데이터셋 발췌

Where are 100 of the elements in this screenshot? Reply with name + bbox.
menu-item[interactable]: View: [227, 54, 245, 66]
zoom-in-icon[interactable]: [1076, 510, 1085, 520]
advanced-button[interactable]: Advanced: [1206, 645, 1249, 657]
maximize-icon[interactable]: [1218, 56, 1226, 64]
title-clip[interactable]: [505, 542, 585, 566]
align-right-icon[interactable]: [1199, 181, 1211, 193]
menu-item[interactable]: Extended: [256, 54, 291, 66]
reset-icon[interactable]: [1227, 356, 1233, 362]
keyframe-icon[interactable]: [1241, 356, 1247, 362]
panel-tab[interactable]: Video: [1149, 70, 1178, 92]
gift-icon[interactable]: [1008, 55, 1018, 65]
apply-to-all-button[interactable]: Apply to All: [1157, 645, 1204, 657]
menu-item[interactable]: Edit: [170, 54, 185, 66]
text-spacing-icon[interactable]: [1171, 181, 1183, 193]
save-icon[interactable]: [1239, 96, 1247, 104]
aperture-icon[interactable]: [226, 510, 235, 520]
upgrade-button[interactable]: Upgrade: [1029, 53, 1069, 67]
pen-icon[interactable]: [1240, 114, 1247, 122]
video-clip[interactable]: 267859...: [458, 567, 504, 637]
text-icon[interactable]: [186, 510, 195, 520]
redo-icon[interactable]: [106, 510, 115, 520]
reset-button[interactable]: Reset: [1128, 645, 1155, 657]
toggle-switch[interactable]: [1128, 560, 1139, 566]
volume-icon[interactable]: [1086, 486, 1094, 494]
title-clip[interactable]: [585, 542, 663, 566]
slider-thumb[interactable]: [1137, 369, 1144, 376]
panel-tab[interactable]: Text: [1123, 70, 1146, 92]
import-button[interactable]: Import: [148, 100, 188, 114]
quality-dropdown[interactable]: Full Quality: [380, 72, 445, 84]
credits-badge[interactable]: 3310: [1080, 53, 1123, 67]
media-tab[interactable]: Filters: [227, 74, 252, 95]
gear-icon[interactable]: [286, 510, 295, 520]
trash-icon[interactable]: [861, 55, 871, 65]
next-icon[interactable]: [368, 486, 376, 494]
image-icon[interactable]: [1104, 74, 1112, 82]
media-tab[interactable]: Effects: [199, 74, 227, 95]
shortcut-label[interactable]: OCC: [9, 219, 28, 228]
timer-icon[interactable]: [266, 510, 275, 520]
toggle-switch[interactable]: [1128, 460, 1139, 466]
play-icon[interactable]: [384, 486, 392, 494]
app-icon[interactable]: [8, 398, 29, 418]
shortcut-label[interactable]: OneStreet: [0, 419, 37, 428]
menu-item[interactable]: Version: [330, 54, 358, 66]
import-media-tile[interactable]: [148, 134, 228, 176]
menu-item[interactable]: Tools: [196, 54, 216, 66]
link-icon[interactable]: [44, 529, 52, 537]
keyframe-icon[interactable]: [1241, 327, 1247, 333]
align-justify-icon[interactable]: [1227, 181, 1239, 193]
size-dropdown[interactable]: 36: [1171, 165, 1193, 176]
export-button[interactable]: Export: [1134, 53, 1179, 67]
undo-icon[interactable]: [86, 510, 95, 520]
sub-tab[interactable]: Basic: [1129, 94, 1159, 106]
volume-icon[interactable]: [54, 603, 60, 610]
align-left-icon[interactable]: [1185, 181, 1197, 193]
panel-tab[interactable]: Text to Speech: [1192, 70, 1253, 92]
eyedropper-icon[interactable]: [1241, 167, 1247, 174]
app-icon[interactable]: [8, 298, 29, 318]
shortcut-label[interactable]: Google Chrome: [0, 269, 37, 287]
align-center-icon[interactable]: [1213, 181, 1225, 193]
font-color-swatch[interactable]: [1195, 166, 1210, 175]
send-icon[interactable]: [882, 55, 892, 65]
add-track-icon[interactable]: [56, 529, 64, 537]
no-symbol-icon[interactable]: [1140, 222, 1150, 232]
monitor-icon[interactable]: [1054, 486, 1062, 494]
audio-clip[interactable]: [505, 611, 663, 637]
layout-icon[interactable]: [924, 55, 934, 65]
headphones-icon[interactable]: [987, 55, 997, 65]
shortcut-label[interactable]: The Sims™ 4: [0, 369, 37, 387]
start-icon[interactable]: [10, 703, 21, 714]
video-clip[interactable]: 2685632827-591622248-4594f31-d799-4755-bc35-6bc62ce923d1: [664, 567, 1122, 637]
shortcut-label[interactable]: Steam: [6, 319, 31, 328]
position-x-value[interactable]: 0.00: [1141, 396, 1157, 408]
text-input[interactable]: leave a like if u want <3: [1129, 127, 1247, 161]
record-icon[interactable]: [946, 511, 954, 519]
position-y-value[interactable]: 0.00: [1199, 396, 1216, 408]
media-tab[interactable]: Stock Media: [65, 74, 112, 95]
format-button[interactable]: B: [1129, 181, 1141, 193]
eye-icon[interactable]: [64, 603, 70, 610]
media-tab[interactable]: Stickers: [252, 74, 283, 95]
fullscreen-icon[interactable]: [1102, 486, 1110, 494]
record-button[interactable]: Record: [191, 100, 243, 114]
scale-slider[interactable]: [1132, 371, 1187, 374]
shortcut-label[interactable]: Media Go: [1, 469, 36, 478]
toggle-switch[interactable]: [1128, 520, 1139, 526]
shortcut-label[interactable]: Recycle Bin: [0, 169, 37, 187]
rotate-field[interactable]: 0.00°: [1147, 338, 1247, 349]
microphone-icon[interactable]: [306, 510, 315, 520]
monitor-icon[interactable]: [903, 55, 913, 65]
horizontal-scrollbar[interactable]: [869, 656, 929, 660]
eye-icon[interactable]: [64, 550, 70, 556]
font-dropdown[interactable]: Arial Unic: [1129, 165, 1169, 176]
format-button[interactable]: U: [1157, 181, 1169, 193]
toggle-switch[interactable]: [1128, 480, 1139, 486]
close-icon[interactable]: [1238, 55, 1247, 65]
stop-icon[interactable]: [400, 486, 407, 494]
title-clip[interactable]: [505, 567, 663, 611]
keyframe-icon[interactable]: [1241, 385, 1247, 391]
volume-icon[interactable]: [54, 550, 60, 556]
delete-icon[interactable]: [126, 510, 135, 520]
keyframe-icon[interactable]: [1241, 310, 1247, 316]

수행할 작업
위의 모든 행을 다시 적되 "title-clip"를 "caption-clip"로 바꾸고 나머지는 그대로 두세요.

문제 풀이
Where are 100 of the elements in this screenshot? Reply with name + bbox.
menu-item[interactable]: View: [227, 54, 245, 66]
zoom-in-icon[interactable]: [1076, 510, 1085, 520]
advanced-button[interactable]: Advanced: [1206, 645, 1249, 657]
maximize-icon[interactable]: [1218, 56, 1226, 64]
caption-clip[interactable]: [505, 542, 585, 566]
align-right-icon[interactable]: [1199, 181, 1211, 193]
menu-item[interactable]: Extended: [256, 54, 291, 66]
reset-icon[interactable]: [1227, 356, 1233, 362]
keyframe-icon[interactable]: [1241, 356, 1247, 362]
panel-tab[interactable]: Video: [1149, 70, 1178, 92]
gift-icon[interactable]: [1008, 55, 1018, 65]
apply-to-all-button[interactable]: Apply to All: [1157, 645, 1204, 657]
menu-item[interactable]: Edit: [170, 54, 185, 66]
text-spacing-icon[interactable]: [1171, 181, 1183, 193]
save-icon[interactable]: [1239, 96, 1247, 104]
aperture-icon[interactable]: [226, 510, 235, 520]
upgrade-button[interactable]: Upgrade: [1029, 53, 1069, 67]
pen-icon[interactable]: [1240, 114, 1247, 122]
video-clip[interactable]: 267859...: [458, 567, 504, 637]
text-icon[interactable]: [186, 510, 195, 520]
redo-icon[interactable]: [106, 510, 115, 520]
reset-button[interactable]: Reset: [1128, 645, 1155, 657]
toggle-switch[interactable]: [1128, 560, 1139, 566]
volume-icon[interactable]: [1086, 486, 1094, 494]
caption-clip[interactable]: [585, 542, 663, 566]
slider-thumb[interactable]: [1137, 369, 1144, 376]
panel-tab[interactable]: Text: [1123, 70, 1146, 92]
import-button[interactable]: Import: [148, 100, 188, 114]
quality-dropdown[interactable]: Full Quality: [380, 72, 445, 84]
credits-badge[interactable]: 3310: [1080, 53, 1123, 67]
media-tab[interactable]: Filters: [227, 74, 252, 95]
gear-icon[interactable]: [286, 510, 295, 520]
trash-icon[interactable]: [861, 55, 871, 65]
next-icon[interactable]: [368, 486, 376, 494]
image-icon[interactable]: [1104, 74, 1112, 82]
media-tab[interactable]: Effects: [199, 74, 227, 95]
shortcut-label[interactable]: OCC: [9, 219, 28, 228]
timer-icon[interactable]: [266, 510, 275, 520]
toggle-switch[interactable]: [1128, 460, 1139, 466]
play-icon[interactable]: [384, 486, 392, 494]
app-icon[interactable]: [8, 398, 29, 418]
shortcut-label[interactable]: OneStreet: [0, 419, 37, 428]
menu-item[interactable]: Version: [330, 54, 358, 66]
import-media-tile[interactable]: [148, 134, 228, 176]
menu-item[interactable]: Tools: [196, 54, 216, 66]
link-icon[interactable]: [44, 529, 52, 537]
keyframe-icon[interactable]: [1241, 327, 1247, 333]
align-justify-icon[interactable]: [1227, 181, 1239, 193]
size-dropdown[interactable]: 36: [1171, 165, 1193, 176]
export-button[interactable]: Export: [1134, 53, 1179, 67]
undo-icon[interactable]: [86, 510, 95, 520]
sub-tab[interactable]: Basic: [1129, 94, 1159, 106]
volume-icon[interactable]: [54, 603, 60, 610]
align-left-icon[interactable]: [1185, 181, 1197, 193]
panel-tab[interactable]: Text to Speech: [1192, 70, 1253, 92]
eyedropper-icon[interactable]: [1241, 167, 1247, 174]
app-icon[interactable]: [8, 298, 29, 318]
shortcut-label[interactable]: Google Chrome: [0, 269, 37, 287]
align-center-icon[interactable]: [1213, 181, 1225, 193]
font-color-swatch[interactable]: [1195, 166, 1210, 175]
send-icon[interactable]: [882, 55, 892, 65]
add-track-icon[interactable]: [56, 529, 64, 537]
no-symbol-icon[interactable]: [1140, 222, 1150, 232]
monitor-icon[interactable]: [1054, 486, 1062, 494]
audio-clip[interactable]: [505, 611, 663, 637]
layout-icon[interactable]: [924, 55, 934, 65]
headphones-icon[interactable]: [987, 55, 997, 65]
shortcut-label[interactable]: The Sims™ 4: [0, 369, 37, 387]
start-icon[interactable]: [10, 703, 21, 714]
video-clip[interactable]: 2685632827-591622248-4594f31-d799-4755-bc35-6bc62ce923d1: [664, 567, 1122, 637]
shortcut-label[interactable]: Steam: [6, 319, 31, 328]
position-x-value[interactable]: 0.00: [1141, 396, 1157, 408]
text-input[interactable]: leave a like if u want <3: [1129, 127, 1247, 161]
record-icon[interactable]: [946, 511, 954, 519]
position-y-value[interactable]: 0.00: [1199, 396, 1216, 408]
media-tab[interactable]: Stock Media: [65, 74, 112, 95]
format-button[interactable]: B: [1129, 181, 1141, 193]
eye-icon[interactable]: [64, 603, 70, 610]
media-tab[interactable]: Stickers: [252, 74, 283, 95]
fullscreen-icon[interactable]: [1102, 486, 1110, 494]
record-button[interactable]: Record: [191, 100, 243, 114]
scale-slider[interactable]: [1132, 371, 1187, 374]
shortcut-label[interactable]: Media Go: [1, 469, 36, 478]
toggle-switch[interactable]: [1128, 520, 1139, 526]
shortcut-label[interactable]: Recycle Bin: [0, 169, 37, 187]
rotate-field[interactable]: 0.00°: [1147, 338, 1247, 349]
microphone-icon[interactable]: [306, 510, 315, 520]
monitor-icon[interactable]: [903, 55, 913, 65]
horizontal-scrollbar[interactable]: [869, 656, 929, 660]
eye-icon[interactable]: [64, 550, 70, 556]
font-dropdown[interactable]: Arial Unic: [1129, 165, 1169, 176]
format-button[interactable]: U: [1157, 181, 1169, 193]
toggle-switch[interactable]: [1128, 480, 1139, 486]
close-icon[interactable]: [1238, 55, 1247, 65]
stop-icon[interactable]: [400, 486, 407, 494]
caption-clip[interactable]: [505, 567, 663, 611]
keyframe-icon[interactable]: [1241, 385, 1247, 391]
volume-icon[interactable]: [54, 550, 60, 556]
delete-icon[interactable]: [126, 510, 135, 520]
keyframe-icon[interactable]: [1241, 310, 1247, 316]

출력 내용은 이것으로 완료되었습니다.